-- begin --

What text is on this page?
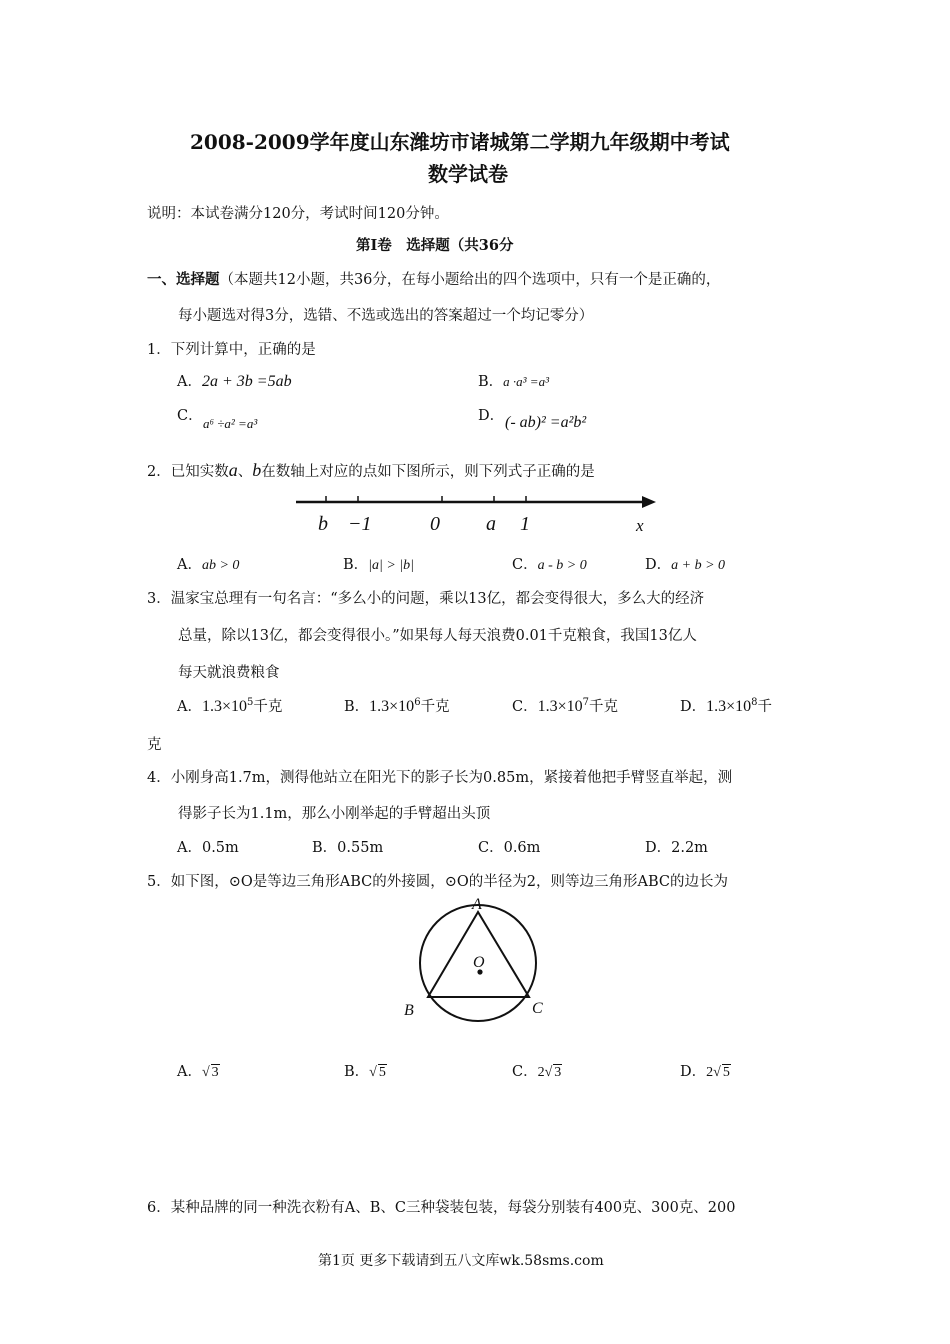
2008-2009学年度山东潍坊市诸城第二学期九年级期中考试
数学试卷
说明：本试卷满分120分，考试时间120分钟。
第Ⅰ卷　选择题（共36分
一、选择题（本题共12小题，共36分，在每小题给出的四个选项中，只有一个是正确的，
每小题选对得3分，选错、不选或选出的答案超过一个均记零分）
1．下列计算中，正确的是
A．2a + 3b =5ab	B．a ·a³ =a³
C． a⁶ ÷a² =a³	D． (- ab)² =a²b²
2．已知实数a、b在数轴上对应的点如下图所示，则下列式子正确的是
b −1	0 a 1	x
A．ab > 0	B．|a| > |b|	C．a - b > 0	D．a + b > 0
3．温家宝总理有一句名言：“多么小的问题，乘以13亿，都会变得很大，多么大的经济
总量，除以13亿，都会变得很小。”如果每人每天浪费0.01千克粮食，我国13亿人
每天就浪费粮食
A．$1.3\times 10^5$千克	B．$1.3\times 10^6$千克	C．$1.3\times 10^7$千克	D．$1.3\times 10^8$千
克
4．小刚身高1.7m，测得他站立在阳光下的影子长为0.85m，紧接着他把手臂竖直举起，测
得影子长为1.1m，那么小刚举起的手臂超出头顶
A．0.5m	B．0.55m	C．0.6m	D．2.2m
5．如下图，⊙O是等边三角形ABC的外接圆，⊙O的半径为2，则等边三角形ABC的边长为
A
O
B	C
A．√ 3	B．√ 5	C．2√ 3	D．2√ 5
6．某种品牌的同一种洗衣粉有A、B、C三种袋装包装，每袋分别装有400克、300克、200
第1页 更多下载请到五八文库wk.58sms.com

-- end --

| Your instructions |
Pictures stay out; repeat all the rest of the records exactly.

| Answer for this exercise |
What text is on this page?
2008-2009学年度山东潍坊市诸城第二学期九年级期中考试
数学试卷
说明：本试卷满分120分，考试时间120分钟。
第Ⅰ卷　选择题（共36分
一、选择题（本题共12小题，共36分，在每小题给出的四个选项中，只有一个是正确的，
每小题选对得3分，选错、不选或选出的答案超过一个均记零分）
1．下列计算中，正确的是
A．2a + 3b =5ab	B．a ·a³ =a³
C． a⁶ ÷a² =a³	D． (- ab)² =a²b²
2．已知实数a、b在数轴上对应的点如下图所示，则下列式子正确的是
b −1	0 a 1	x
A．ab > 0	B．|a| > |b|	C．a - b > 0	D．a + b > 0
3．温家宝总理有一句名言：“多么小的问题，乘以13亿，都会变得很大，多么大的经济
总量，除以13亿，都会变得很小。”如果每人每天浪费0.01千克粮食，我国13亿人
每天就浪费粮食
A．$1.3\times 10^5$千克	B．$1.3\times 10^6$千克	C．$1.3\times 10^7$千克	D．$1.3\times 10^8$千
克
4．小刚身高1.7m，测得他站立在阳光下的影子长为0.85m，紧接着他把手臂竖直举起，测
得影子长为1.1m，那么小刚举起的手臂超出头顶
A．0.5m	B．0.55m	C．0.6m	D．2.2m
5．如下图，⊙O是等边三角形ABC的外接圆，⊙O的半径为2，则等边三角形ABC的边长为
A
O
B	C
A．√ 3	B．√ 5	C．2√ 3	D．2√ 5
6．某种品牌的同一种洗衣粉有A、B、C三种袋装包装，每袋分别装有400克、300克、200
第1页 更多下载请到五八文库wk.58sms.com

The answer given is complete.